— BEGIN READING PASSAGE —

Will you need a 3- or 4-season tent? While it may be obvious that a 4-season tent for winter mountaineering is built to handle heavy snow loads and extreme winds, it might be less intuitive that the ideal summer backpacking tent for someone in Arizona will look a bit different than the one for someone in Alaska or even Maine. As a rule, a tent with more mesh will keep you more comfortable in warm weather than one with less mesh, and some ultralight designs are optimized exclusively for summer weather.
Two doors or one? How big is the vestibule? Are there one or two vestibules? How easy is set up? Is it freestanding? These, along with your need for internal storage, guy points, available accessories and more should be considered in finding the right tent.
The Triangle of Weight, Durability & Space
All roads on the path to the right tent lead here. In fact, it’s so hard to discuss one without the other that we’re just going to discuss them as one. Essentially, the more durability and space you want, the more your tent will weigh. Higher denier fabrics, tougher waterproof coatings and burlier components and construction techniques all result in a tent that is much tougher—and heavier. And of course, more space equals more fabric which, in turn, equals more weight.
Conversely, if you want the lightest backpacking tent possible, be prepared to sacrifice some space. You’ll also get the most out of it by not expecting it to stand up to the same abuse as a tent that weighs two pounds more. Understanding this triangle is essential to not only finding the right tent but having realistic expectations of it in the field.
Staying Warm & Dry in a Tent
Aside from a cool alpine lake on a hot summer day, water has always been a bit of an enemy when it comes to staying comfortable in the backcountry. This is certainly true when it comes to the inside of your tent. Condensation, wet gear and even the vapor we exhale through the night can dramatically affect your tent environment. Fortunately, there are some key rules to follow that will keep moisture at bay and your comfort level high.
Likely the most important weapon of all in the fight against moisture is ventilation. The bottom line: keep as much of your tent open as possible, and only close it up completely when weather demands it. The more airflow there is in and around your tent, the drier and more comfortable you’ll be. Even mesh stops a surprising amount of airflow, so if bugs are not an issue, always leave at least the tops of your doors unzipped a little to help let out the moisture we generate just by breathing. Also be aware that some tents need more ventilation than others, like single wall tents and tents with more fabric in the tent canopies.
Keep Water Out
Another key way to sleep dry and comfortably in a tent is to keep water out. Make sure your fly is in good shape before each trip. Check seams to be sure the seam tape is in good shape, or that you have sealed untaped seams if needed. Also, keep wet gear out of your tent; that’s what vestibules are for. While bringing in a few things to dry them out may be mandatory in some situations, know that the water in those socks is going to end up in your tent, so ventilation becomes even more critical if you do.
Pitch It Good
In most conditions, the rainfly will be where a lot of your moisture ends up, but on the wrong side—the inside. This is just the place where the warm air inside the tent meets the outside cold and condensation happens. The best solution here is to pitch your tent taught. We’ve built every tent to carry this moisture down along the fabric to the ground, with minimal opportunities to drip inside. However, a sloppy pitch job will sag and provide opportunities for this nemesis to invade. And finally, pitch on dry ground, out of the way of storm drainage whenever possible.

— END READING PASSAGE —
— BEGIN PROVIDED RECORDS —

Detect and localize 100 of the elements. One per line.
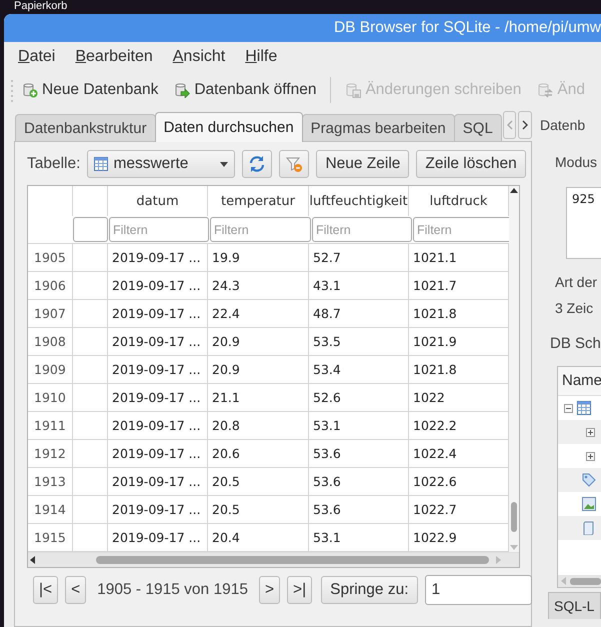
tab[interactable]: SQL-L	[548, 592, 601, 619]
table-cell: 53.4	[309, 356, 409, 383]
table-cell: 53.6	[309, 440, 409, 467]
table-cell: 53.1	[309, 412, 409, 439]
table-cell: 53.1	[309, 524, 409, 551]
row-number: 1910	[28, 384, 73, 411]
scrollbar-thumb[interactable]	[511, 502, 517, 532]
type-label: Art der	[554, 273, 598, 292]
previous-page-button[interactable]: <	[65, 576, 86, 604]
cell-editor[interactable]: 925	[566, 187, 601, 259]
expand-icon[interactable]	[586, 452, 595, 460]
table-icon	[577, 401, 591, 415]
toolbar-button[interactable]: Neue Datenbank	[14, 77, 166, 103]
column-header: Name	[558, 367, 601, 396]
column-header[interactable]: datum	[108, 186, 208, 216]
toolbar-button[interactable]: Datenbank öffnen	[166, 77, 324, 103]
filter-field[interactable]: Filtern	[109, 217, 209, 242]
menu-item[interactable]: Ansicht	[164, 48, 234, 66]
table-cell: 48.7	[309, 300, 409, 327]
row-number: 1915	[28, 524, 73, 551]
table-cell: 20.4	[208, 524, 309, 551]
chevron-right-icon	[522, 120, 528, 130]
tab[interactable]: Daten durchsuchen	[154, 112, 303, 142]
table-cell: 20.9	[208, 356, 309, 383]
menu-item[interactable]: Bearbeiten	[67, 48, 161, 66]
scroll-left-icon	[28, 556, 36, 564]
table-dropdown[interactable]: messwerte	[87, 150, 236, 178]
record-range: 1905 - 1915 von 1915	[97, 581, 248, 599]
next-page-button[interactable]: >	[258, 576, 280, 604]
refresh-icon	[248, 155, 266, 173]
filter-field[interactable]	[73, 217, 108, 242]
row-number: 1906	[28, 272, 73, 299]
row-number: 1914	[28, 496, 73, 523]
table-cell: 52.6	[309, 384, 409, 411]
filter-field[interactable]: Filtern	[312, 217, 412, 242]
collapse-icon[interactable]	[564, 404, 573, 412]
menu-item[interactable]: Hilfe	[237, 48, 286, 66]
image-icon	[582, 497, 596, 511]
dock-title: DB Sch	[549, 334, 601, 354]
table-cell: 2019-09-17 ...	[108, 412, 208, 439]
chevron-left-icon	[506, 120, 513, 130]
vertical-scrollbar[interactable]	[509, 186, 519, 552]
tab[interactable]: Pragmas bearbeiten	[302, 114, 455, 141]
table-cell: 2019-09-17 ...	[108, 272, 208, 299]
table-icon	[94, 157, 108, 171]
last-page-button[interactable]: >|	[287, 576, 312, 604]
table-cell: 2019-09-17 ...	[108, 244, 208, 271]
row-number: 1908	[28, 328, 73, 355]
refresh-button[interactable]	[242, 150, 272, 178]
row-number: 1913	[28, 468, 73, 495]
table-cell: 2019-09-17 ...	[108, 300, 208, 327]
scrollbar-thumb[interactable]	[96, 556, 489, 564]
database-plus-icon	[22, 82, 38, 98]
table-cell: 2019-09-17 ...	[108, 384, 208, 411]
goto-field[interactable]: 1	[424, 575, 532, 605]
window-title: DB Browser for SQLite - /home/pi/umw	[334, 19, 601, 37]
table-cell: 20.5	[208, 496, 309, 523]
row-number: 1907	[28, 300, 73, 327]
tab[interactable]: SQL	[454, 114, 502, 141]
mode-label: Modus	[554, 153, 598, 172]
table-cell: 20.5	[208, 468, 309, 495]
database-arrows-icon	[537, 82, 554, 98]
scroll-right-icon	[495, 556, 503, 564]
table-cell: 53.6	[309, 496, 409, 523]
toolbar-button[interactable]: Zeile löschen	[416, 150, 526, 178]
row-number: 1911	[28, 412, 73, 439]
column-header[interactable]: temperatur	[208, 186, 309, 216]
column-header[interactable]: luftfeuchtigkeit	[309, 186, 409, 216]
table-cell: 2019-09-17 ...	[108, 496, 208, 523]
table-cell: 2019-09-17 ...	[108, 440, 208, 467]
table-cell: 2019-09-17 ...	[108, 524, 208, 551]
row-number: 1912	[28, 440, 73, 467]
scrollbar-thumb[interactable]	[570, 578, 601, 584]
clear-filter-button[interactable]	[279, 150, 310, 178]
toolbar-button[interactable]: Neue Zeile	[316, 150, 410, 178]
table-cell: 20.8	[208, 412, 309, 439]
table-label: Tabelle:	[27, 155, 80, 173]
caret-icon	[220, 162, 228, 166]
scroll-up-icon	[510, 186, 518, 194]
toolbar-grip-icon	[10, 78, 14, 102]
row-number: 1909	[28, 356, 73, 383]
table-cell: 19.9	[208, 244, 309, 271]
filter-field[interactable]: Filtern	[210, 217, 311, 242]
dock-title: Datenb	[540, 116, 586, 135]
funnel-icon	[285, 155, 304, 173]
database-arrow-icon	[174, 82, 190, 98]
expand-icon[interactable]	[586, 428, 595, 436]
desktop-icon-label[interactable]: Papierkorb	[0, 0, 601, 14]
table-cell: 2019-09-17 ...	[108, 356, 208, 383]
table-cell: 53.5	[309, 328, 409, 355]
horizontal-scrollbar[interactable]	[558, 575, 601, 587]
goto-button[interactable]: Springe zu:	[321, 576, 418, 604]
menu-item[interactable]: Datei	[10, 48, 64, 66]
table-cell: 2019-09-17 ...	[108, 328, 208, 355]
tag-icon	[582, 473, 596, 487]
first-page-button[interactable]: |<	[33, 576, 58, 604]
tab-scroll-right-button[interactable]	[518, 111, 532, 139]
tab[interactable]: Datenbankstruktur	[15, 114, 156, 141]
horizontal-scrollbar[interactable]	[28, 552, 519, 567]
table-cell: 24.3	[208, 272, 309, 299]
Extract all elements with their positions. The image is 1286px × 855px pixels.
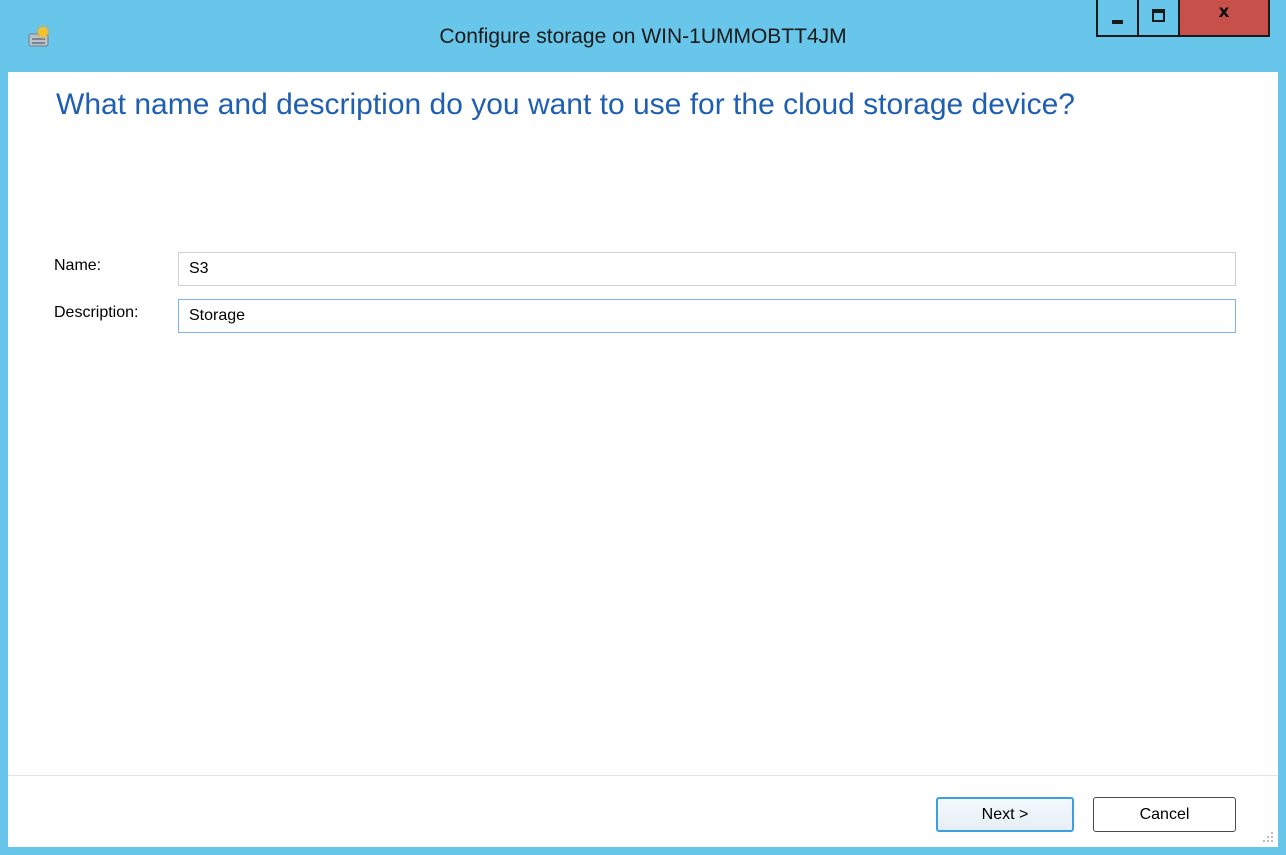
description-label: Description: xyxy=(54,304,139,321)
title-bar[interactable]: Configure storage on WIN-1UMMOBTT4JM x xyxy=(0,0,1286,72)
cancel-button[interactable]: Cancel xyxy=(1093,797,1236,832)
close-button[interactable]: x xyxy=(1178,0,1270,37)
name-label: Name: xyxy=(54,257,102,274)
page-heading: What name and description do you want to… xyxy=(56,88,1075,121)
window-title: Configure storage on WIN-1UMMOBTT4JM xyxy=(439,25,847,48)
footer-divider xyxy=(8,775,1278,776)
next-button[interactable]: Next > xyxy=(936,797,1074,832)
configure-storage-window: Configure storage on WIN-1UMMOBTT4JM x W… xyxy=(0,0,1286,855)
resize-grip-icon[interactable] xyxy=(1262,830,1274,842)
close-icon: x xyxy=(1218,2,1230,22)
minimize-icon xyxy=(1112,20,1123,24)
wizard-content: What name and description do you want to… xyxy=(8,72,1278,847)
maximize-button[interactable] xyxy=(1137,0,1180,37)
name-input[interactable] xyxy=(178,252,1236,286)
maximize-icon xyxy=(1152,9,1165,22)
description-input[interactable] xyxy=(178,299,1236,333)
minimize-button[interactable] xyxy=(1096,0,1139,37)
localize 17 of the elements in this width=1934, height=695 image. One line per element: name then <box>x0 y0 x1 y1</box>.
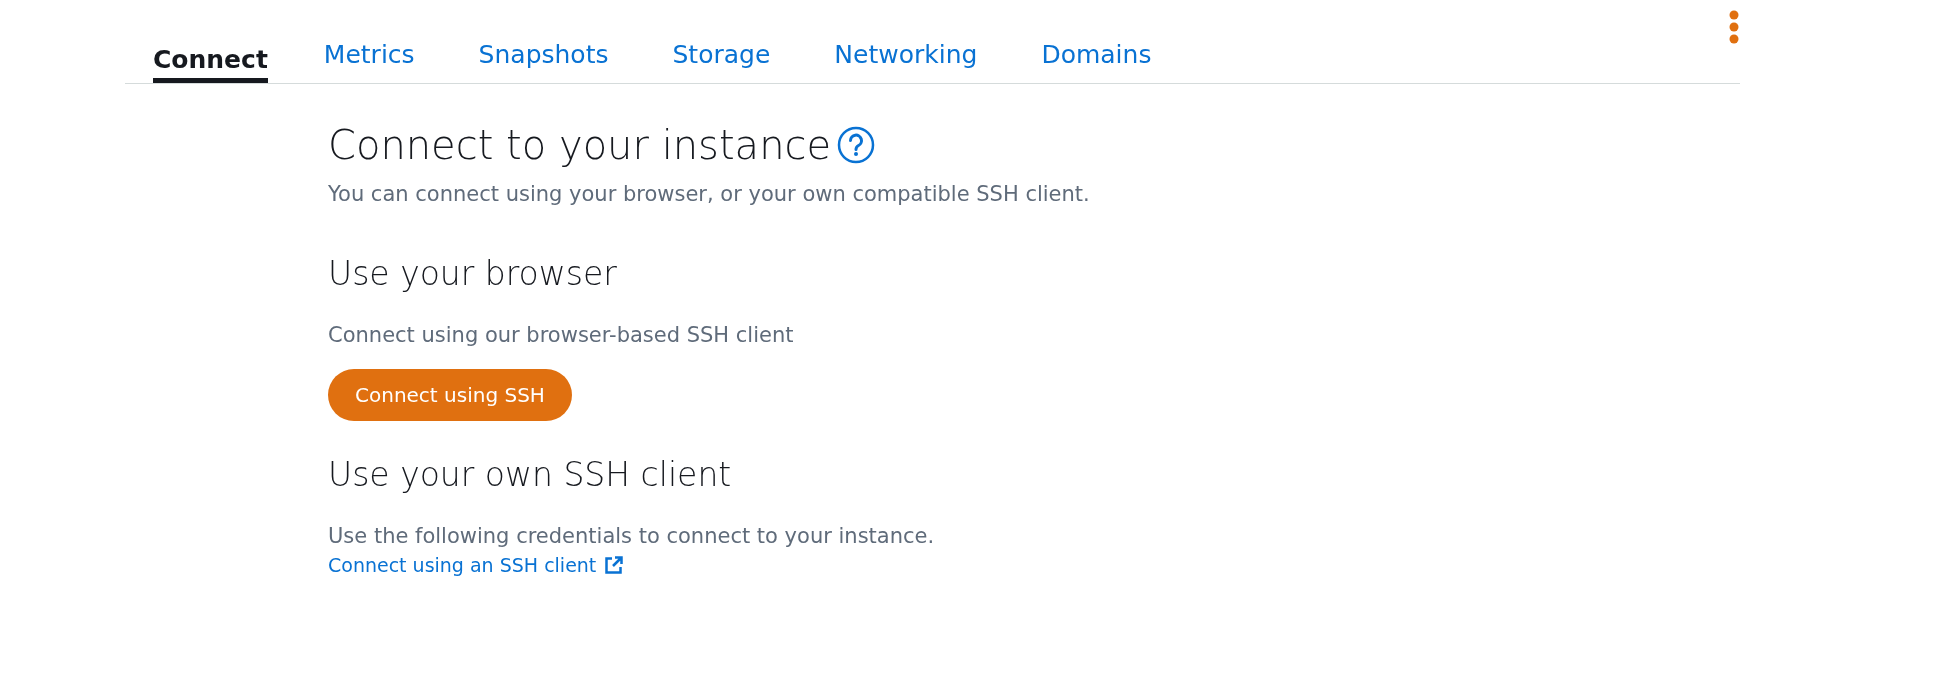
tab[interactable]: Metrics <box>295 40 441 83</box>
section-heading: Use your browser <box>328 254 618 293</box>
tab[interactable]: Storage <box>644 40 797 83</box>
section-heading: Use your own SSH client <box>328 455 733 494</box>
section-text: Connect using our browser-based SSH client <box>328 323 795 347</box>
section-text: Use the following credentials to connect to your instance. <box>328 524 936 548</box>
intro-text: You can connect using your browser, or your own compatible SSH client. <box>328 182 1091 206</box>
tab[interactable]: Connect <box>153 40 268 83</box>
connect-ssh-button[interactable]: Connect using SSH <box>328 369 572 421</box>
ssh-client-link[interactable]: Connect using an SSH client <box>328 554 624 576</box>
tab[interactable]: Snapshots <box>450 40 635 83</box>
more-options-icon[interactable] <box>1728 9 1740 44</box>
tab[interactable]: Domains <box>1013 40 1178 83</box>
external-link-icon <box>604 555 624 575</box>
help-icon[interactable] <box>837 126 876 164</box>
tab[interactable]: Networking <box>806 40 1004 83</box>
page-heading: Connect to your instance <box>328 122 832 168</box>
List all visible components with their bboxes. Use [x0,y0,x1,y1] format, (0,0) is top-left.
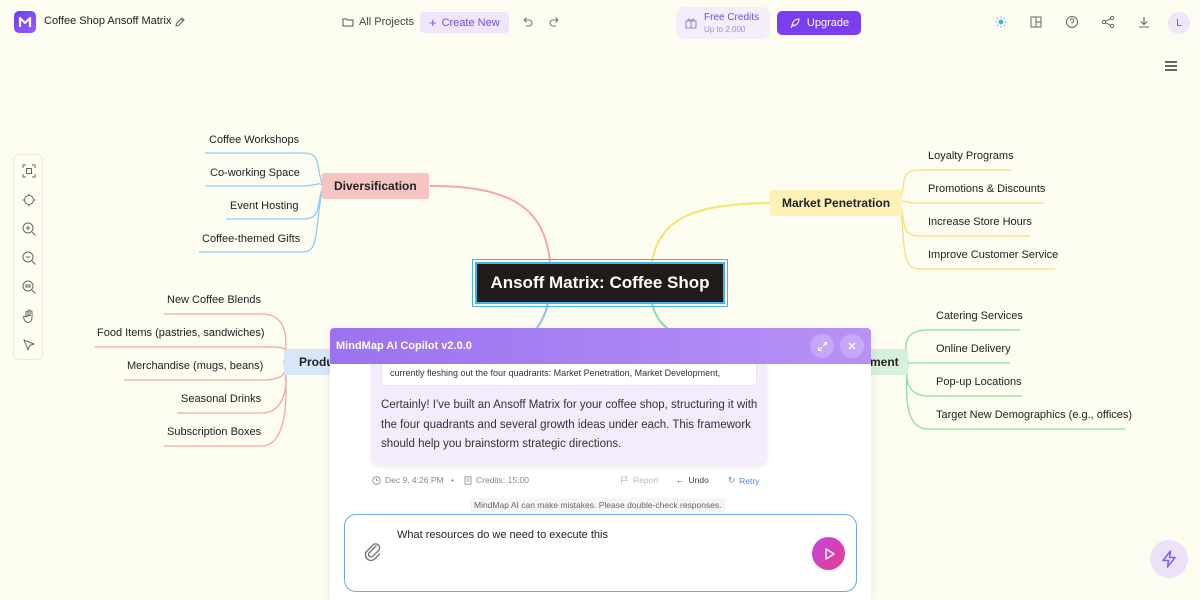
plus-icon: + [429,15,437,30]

— END PROVIDED RECORDS —

**SET EXERCISE 1:**
In the tent guide, what is named as likely the most important weapon against moisture?
**SET EXERCISE 2:**
Transcribe the part of the tent guide starting with "Will you need" and going on through "the right tent.".

**OUTPUT 1:**
Ventilation

**OUTPUT 2:**
Will you need a 3- or 4-season tent? While it may be obvious that a 4-season tent for winter mountaineering is built to handle heavy snow loads and extreme winds, it might be less intuitive that the ideal summer backpacking tent for someone in Arizona will look a bit different than the one for someone in Alaska or even Maine. As a rule, a tent with more mesh will keep you more comfortable in warm weather than one with less mesh, and some ultralight designs are optimized exclusively for summer weather.
Two doors or one? How big is the vestibule? Are there one or two vestibules? How easy is set up? Is it freestanding? These, along with your need for internal storage, guy points, available accessories and more should be considered in finding the right tent.